## Begin DATA SECTION
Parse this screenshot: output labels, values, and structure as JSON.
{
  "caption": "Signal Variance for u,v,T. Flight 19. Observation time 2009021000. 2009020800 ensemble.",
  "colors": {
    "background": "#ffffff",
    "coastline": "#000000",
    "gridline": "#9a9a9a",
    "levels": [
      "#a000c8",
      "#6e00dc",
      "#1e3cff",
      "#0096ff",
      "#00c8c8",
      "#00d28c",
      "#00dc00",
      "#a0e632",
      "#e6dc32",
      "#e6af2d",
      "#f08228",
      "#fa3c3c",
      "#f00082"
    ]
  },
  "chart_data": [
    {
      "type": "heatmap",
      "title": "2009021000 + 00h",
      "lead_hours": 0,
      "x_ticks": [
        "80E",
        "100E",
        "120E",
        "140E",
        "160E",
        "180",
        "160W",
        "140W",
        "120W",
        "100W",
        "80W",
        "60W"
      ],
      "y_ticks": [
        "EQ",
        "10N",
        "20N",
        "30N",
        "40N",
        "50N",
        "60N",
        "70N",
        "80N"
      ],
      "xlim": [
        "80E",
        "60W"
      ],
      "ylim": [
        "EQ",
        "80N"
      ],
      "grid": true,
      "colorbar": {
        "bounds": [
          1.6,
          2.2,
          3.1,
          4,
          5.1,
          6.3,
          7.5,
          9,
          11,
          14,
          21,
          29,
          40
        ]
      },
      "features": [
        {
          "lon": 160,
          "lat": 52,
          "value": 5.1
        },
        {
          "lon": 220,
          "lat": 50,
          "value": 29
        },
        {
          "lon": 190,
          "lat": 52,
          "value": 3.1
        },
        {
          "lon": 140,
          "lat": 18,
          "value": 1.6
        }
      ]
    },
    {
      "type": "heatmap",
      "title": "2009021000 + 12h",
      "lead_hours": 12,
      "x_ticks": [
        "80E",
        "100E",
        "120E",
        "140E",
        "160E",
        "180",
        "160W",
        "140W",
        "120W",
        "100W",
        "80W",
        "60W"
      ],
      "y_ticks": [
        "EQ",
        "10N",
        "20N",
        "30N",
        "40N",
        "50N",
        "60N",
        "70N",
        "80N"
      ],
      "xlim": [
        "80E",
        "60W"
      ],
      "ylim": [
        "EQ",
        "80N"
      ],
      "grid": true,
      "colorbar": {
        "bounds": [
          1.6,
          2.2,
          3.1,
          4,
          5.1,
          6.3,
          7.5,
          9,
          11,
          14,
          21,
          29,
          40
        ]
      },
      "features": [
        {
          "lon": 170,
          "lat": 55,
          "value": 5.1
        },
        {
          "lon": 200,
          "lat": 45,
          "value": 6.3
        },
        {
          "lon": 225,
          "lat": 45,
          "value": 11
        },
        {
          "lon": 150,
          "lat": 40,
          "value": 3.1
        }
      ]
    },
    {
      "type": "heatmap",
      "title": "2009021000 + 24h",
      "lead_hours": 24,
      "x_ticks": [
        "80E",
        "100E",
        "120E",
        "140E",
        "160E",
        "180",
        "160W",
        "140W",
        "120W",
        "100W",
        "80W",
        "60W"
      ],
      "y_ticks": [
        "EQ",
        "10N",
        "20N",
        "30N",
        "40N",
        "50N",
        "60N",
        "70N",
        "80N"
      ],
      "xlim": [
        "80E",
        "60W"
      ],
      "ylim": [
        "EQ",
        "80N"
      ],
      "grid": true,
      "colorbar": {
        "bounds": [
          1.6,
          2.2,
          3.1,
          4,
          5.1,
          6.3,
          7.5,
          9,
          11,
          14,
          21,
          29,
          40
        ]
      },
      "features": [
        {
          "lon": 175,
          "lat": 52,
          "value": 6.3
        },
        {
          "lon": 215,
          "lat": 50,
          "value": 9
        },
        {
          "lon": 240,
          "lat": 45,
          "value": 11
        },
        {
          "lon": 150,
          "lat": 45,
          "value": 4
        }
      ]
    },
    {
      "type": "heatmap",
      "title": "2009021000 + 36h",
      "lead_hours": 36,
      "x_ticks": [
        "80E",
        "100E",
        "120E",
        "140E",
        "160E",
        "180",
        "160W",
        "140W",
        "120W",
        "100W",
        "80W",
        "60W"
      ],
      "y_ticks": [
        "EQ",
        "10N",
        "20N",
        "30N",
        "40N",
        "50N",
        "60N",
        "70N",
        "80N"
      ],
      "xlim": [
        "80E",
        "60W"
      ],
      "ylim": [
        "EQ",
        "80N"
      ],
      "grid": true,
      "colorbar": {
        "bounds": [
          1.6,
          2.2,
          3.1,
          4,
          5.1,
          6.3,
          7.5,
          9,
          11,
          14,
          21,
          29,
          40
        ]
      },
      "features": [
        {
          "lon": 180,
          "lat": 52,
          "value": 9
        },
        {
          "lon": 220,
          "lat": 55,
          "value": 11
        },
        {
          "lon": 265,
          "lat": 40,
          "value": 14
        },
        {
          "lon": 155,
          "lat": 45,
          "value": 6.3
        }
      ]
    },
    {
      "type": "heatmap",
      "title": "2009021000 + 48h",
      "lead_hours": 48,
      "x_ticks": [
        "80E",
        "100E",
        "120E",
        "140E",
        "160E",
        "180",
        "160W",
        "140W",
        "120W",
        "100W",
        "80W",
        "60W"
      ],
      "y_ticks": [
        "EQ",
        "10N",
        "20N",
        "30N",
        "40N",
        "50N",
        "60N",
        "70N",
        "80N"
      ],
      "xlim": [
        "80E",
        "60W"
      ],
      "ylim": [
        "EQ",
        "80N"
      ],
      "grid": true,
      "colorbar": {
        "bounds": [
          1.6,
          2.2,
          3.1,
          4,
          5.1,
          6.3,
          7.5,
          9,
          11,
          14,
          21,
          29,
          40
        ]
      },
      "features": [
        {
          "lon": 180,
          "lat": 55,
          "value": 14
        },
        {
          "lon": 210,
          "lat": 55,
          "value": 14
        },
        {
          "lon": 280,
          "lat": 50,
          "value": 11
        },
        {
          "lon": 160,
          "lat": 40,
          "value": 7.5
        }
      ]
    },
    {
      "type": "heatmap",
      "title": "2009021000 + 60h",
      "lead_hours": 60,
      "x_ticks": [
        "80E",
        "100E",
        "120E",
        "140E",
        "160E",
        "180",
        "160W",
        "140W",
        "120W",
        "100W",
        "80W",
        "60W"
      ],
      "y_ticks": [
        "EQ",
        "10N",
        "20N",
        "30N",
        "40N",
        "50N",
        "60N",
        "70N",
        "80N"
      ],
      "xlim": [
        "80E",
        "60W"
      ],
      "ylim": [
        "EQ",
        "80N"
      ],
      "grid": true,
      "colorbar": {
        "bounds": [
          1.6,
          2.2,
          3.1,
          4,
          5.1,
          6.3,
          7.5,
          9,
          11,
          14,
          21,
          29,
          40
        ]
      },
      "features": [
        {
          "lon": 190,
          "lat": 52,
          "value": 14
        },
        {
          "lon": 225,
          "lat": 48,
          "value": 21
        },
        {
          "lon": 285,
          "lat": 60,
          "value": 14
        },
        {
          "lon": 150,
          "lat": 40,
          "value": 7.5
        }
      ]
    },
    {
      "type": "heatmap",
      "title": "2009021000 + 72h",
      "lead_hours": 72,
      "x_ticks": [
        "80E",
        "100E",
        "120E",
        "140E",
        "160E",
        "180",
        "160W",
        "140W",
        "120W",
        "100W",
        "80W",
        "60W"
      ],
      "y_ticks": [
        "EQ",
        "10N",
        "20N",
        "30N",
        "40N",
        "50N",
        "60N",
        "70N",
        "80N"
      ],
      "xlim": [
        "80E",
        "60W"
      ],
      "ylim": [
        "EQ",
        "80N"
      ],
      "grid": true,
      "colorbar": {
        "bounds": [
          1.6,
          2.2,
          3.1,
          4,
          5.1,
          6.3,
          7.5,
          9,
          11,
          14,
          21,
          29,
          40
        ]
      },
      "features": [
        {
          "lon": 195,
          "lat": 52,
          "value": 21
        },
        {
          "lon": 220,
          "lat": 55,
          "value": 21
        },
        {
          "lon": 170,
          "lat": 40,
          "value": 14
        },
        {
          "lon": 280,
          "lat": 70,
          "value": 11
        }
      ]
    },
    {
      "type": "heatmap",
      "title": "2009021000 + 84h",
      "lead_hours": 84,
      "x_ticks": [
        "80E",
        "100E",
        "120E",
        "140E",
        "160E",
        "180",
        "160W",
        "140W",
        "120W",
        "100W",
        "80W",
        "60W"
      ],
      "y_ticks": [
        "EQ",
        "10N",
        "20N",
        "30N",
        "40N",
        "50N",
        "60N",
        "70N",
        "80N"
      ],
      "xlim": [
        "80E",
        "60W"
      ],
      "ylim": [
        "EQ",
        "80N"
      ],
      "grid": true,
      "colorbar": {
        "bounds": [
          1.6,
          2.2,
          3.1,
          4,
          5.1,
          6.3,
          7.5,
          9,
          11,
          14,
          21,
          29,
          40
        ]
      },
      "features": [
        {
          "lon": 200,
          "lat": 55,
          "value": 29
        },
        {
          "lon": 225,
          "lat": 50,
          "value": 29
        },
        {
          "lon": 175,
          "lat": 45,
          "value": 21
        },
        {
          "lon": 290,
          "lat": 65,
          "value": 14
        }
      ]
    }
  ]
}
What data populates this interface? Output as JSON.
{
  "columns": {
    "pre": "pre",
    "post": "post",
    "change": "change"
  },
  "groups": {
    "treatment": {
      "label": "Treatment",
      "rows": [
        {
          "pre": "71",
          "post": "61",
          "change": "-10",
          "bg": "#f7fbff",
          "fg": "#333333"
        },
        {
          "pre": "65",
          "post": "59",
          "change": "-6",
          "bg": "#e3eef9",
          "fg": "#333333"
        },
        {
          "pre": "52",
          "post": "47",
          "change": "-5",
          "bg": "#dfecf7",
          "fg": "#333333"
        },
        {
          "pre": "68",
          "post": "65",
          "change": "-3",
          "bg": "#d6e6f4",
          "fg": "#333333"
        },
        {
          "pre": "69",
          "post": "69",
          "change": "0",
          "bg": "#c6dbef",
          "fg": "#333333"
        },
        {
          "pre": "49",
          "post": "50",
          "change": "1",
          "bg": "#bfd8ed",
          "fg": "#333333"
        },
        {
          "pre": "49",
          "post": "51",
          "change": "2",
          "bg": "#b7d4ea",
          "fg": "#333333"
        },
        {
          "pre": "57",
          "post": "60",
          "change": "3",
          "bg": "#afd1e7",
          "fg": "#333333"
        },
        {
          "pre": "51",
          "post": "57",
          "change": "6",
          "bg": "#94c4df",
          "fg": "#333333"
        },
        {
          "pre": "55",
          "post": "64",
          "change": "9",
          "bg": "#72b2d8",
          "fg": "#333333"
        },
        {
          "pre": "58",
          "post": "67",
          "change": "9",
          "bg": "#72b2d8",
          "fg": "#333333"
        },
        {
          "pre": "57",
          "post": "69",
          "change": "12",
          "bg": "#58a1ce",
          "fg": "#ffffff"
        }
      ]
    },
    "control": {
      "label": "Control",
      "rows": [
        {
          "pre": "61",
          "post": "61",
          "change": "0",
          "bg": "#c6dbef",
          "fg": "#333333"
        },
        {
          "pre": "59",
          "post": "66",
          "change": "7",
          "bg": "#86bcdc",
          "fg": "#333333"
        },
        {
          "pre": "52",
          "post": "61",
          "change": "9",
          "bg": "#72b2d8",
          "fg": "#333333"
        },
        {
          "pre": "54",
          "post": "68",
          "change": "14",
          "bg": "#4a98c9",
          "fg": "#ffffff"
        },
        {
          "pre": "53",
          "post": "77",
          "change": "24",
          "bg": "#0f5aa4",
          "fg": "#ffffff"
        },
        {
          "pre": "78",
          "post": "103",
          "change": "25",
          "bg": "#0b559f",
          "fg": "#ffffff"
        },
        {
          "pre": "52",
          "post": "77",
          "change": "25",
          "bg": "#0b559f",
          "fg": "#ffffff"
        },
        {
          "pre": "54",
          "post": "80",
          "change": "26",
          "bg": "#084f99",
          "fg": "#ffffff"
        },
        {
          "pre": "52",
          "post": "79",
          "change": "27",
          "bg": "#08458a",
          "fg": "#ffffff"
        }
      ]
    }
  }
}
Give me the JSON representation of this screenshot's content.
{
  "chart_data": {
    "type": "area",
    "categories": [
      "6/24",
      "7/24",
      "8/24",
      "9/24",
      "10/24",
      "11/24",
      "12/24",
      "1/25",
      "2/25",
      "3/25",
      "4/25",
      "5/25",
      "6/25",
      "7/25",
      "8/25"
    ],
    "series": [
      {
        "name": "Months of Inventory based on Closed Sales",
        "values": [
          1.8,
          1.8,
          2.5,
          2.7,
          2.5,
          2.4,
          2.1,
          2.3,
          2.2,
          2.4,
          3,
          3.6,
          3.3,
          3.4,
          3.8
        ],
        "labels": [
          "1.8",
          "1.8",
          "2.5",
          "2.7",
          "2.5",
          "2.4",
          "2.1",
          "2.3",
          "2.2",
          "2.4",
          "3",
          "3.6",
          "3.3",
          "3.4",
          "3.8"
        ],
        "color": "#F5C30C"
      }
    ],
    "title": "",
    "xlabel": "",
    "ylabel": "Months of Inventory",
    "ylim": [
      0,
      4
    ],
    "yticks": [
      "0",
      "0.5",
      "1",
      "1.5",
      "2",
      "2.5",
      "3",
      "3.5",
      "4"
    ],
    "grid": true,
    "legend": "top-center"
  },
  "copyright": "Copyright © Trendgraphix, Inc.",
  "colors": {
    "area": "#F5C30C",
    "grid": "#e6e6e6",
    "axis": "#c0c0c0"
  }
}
## End DATA SECTION
▸ PROBLEM TO SOLVE
Locate all lines holding the word "title", then copy them out.

▸ SOLUTION TO THIS PROBLEM
      "title": "2009021000 + 00h",
      "title": "2009021000 + 12h",
      "title": "2009021000 + 24h",
      "title": "2009021000 + 36h",
      "title": "2009021000 + 48h",
      "title": "2009021000 + 60h",
      "title": "2009021000 + 72h",
      "title": "2009021000 + 84h",
    "title": "",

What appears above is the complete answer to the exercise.